### [TEXT]
_ _ _ _ _ _ _
With winter break approaching, many students are ready to relax at home or on vacation. However, for 33 Marquette students and medical professionals, the break will be spent administering medical care in Honduras.
Through a Milwaukee-based, non-profit organization started in March 2003 called Global Medical Relief, Inc., the trip participants are a part of the organization's Students Administering Medical Relief Abroad medical brigades in which undergraduate premedical students team up with local medical professionals to bring medicine and supplies to many in need, according to trip participant Heather Johnson, a senior in the College of Health Sciences and member of the Physician Assistant Program.
Since patients receive free medical care, the participants have been busy seeking monetary support.
On Dec. 9, the travelers are inviting Marquette students and faculty to help support the trip by dining at the Eagle's Café, 1633 W. Wells Ave., from 4 to 9 p.m. The restaurant will donate 15 percent of all profits generated during that time toward the medical trip. In addition, trip participants encourage customers to bring donations for the trip.
"Students can bring vitamins, bandages, personal hygiene products and also school supplies," Johnson said.
Vicky Vasudeva, owner of Eagle's Café and a 1999 alumna, said she is happy to play a part in the trip.
"I was so impressed with how much time these students are volunteering," Vasudeva said. "They're so young and setting a good example."
Vasudeva has helped various Marquette groups, including Habitat for Humanity and Bayanihan Student Organization in the past through this kind of fundraising. She said not only can customers get a chance to try the restaurant but can also discuss the trip with participants.
"It's a great time for students to find out what GMR does and to support us," Johnson said. "We will be there the whole time to answer questions and also to collect donations."
Johnson, along with other students majoring in nursing and physical therapy and students planning to attend medical school will join with doctors, pharmacists and nurses in caring and treating patients who greatly need medical attention.
"A lot of the people we'll treat have never seen a doctor before," Johnson said.
Shital Chauhan, a fifth-year physical therapy student and SAMRA coordinator will also be attending the trip.
"GMR's purpose as a non-profit organization is to provide medical relief to underdeveloped countries," Chauhan said. "We treat patients and create charts, so in the future we'll have medical records."
This article appeared in The Marquette Tribune on Dec. 2 2004.
_ _ _ _ _ _ _
### [REQUIREMENT A]
In the article about the Honduras medical trip, what share of its profits will Eagle's Café donate toward the trip?
### [REQUIREMENT B]
Set down, word for word, the stretch of the article about the Honduras medical trip from "Since patients receive" through "for the trip.".

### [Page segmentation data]
_ _ _ _ _ _ _
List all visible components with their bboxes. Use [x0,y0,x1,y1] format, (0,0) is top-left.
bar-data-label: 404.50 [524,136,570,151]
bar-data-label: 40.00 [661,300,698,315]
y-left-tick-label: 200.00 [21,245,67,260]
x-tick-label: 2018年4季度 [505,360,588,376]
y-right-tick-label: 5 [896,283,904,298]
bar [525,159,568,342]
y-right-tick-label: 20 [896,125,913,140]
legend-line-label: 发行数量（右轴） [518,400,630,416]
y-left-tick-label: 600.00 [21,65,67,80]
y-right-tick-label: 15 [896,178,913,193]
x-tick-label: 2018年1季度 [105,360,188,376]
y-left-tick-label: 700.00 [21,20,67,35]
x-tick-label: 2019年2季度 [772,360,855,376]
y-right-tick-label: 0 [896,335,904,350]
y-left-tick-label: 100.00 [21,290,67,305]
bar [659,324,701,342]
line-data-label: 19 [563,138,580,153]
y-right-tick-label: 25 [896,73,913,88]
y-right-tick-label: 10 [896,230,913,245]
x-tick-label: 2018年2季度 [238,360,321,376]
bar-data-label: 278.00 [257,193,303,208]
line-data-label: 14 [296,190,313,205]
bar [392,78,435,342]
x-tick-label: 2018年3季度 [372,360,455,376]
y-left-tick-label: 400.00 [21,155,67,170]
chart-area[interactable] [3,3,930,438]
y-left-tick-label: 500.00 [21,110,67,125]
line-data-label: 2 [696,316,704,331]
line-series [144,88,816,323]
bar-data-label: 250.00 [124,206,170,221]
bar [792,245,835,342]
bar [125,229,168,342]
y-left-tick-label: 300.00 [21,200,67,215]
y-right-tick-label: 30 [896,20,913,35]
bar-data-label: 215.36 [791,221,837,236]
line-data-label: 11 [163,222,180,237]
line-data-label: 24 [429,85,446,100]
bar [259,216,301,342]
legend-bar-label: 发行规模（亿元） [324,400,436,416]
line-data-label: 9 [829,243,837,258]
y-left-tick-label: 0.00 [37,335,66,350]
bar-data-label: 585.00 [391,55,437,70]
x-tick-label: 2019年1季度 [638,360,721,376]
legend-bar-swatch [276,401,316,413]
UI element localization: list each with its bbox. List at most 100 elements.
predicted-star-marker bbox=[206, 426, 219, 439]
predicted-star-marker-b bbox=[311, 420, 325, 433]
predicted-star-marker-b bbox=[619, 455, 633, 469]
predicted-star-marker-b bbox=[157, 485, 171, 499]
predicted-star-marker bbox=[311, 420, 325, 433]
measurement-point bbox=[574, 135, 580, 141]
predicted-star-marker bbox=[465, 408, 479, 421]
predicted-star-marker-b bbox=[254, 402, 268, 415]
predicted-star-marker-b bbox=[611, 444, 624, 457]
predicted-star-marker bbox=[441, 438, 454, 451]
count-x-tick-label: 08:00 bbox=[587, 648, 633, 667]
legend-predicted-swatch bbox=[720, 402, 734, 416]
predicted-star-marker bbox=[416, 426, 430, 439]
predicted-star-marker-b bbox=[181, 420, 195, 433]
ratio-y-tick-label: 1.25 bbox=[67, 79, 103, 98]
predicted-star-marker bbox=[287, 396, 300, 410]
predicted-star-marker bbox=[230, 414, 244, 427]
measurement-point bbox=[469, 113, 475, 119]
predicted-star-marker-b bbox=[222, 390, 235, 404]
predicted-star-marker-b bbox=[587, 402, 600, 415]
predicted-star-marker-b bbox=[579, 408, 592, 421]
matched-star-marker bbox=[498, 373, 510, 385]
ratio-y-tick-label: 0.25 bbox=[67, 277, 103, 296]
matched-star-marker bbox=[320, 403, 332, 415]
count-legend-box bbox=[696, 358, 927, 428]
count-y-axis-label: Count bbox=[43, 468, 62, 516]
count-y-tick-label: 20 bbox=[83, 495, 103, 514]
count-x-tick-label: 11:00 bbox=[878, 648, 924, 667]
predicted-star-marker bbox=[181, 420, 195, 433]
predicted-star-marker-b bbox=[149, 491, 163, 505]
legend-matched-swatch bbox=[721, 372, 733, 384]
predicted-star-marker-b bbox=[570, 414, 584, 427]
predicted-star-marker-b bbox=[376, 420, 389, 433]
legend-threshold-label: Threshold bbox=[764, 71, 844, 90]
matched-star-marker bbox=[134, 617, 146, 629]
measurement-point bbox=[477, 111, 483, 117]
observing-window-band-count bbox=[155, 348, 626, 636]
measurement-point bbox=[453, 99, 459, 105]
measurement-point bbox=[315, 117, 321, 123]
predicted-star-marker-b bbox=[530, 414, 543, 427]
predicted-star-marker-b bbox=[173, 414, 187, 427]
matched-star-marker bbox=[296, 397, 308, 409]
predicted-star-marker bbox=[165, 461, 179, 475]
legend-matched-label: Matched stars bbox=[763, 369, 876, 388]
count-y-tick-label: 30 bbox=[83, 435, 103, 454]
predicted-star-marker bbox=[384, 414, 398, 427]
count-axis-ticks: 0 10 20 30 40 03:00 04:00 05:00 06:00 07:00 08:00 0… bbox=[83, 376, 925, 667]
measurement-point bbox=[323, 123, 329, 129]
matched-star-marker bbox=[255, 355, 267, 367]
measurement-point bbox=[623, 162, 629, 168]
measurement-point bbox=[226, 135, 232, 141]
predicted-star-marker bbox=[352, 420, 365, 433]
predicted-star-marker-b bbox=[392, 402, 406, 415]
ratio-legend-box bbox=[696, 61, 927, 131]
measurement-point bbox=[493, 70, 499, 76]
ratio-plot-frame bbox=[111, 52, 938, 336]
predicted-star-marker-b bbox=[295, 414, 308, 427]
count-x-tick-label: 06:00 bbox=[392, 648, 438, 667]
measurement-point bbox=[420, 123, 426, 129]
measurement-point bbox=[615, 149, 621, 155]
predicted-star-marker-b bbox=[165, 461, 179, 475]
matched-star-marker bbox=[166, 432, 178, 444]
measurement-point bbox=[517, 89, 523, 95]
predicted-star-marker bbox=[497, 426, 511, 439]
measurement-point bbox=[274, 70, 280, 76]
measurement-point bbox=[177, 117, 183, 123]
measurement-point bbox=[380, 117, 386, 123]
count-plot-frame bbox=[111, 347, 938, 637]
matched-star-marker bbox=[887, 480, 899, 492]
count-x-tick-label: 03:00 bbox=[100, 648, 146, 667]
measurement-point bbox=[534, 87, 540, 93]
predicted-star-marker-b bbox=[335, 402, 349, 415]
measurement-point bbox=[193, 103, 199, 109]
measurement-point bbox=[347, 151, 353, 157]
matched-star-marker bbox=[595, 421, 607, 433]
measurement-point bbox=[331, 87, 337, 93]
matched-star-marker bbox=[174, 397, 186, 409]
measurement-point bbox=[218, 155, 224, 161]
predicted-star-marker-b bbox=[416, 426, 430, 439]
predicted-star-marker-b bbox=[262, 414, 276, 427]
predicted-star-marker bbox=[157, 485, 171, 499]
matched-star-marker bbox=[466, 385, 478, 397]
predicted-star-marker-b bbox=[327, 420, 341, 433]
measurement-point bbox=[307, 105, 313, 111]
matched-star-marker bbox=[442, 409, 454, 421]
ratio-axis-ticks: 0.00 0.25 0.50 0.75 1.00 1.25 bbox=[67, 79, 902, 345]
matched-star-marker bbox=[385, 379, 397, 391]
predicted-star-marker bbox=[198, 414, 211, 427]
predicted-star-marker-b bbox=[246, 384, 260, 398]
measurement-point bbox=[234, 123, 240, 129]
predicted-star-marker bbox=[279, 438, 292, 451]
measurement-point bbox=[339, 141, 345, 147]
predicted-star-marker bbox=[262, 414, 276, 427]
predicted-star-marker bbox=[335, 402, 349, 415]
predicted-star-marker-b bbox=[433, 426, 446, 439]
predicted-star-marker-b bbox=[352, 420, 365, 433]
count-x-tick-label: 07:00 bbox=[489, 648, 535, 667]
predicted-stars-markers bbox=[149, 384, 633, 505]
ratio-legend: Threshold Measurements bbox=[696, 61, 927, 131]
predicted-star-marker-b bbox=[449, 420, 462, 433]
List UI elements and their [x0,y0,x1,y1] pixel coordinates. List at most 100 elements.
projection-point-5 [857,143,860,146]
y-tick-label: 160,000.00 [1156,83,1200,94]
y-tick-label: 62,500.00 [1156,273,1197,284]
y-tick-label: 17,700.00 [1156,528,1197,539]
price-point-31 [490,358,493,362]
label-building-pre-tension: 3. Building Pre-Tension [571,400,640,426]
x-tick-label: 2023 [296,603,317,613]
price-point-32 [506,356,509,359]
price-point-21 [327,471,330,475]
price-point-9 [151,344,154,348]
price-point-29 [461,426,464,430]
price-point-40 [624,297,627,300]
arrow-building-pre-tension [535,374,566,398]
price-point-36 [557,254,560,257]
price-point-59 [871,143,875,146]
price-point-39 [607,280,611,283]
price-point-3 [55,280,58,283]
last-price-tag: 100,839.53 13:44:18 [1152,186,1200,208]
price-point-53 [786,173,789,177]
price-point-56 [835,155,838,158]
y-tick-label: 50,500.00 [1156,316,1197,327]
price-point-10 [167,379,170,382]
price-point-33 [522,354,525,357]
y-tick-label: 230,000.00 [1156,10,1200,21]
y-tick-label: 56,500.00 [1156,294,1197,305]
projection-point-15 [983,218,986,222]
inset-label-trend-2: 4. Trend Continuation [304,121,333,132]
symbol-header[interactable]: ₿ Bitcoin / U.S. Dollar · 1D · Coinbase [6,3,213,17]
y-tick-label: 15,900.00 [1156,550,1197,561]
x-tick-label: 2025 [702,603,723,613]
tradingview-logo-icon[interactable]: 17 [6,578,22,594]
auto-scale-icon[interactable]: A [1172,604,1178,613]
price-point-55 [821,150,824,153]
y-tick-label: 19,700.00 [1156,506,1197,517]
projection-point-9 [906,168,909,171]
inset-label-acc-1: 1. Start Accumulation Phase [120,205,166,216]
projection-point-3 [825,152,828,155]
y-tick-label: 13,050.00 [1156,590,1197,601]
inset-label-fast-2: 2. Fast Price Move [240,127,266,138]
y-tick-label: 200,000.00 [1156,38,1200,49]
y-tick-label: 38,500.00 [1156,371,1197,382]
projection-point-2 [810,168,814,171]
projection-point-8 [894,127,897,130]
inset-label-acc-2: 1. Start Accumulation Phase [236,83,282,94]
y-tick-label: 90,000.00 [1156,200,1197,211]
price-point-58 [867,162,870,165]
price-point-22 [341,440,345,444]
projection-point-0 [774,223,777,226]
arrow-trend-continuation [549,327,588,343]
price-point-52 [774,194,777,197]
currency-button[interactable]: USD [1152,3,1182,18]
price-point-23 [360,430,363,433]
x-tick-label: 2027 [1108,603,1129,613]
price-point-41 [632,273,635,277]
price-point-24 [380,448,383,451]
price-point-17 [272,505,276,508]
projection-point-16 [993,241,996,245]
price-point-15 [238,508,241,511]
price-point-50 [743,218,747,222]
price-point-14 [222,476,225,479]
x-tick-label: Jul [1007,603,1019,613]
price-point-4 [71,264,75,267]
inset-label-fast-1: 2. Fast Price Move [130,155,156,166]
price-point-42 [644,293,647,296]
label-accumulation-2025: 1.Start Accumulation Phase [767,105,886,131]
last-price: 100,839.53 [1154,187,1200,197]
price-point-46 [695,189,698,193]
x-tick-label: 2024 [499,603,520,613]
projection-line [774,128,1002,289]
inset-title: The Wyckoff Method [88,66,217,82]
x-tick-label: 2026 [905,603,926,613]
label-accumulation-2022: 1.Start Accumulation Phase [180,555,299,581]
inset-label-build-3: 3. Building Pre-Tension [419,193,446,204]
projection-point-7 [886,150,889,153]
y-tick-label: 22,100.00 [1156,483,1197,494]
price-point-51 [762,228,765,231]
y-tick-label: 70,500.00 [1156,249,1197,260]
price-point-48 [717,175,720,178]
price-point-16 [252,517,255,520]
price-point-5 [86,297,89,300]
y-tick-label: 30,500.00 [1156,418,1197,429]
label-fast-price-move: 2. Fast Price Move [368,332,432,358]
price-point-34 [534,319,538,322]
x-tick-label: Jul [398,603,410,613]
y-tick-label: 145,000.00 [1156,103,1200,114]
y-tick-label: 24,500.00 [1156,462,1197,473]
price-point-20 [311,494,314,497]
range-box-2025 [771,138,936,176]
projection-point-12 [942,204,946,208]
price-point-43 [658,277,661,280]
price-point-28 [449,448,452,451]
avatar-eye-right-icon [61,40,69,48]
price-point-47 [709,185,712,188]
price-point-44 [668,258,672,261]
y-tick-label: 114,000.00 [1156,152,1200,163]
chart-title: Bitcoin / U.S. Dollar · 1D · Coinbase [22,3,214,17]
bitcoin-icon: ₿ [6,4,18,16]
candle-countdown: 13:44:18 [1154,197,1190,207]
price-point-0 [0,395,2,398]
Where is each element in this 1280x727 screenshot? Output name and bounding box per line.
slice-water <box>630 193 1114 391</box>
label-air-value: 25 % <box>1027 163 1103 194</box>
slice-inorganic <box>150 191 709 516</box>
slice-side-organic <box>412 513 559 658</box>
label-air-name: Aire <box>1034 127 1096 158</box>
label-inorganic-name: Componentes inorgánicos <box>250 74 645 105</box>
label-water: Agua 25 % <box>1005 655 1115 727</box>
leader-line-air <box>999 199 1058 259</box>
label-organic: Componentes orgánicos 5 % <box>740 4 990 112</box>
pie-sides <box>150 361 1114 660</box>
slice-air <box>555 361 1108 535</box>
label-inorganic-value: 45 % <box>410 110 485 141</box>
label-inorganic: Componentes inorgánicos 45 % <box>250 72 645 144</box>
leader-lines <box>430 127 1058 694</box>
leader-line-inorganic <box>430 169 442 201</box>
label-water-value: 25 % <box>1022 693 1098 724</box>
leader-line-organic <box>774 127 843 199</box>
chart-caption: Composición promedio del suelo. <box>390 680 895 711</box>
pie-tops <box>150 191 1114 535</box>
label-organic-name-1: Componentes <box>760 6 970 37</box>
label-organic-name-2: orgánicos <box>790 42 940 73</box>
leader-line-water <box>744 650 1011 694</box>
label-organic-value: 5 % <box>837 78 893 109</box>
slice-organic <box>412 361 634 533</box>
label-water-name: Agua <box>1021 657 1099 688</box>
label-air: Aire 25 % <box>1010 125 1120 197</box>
_ _ _ _ _ _ _
### [WRITTEN SOLUTION A]
15 percent of all profits generated from 4 to 9 p.m. on Dec. 9

### [WRITTEN SOLUTION B]
Since patients receive free medical care, the participants have been busy seeking monetary support.
On Dec. 9, the travelers are inviting Marquette students and faculty to help support the trip by dining at the Eagle's Café, 1633 W. Wells Ave., from 4 to 9 p.m. The restaurant will donate 15 percent of all profits generated during that time toward the medical trip. In addition, trip participants encourage customers to bring donations for the trip.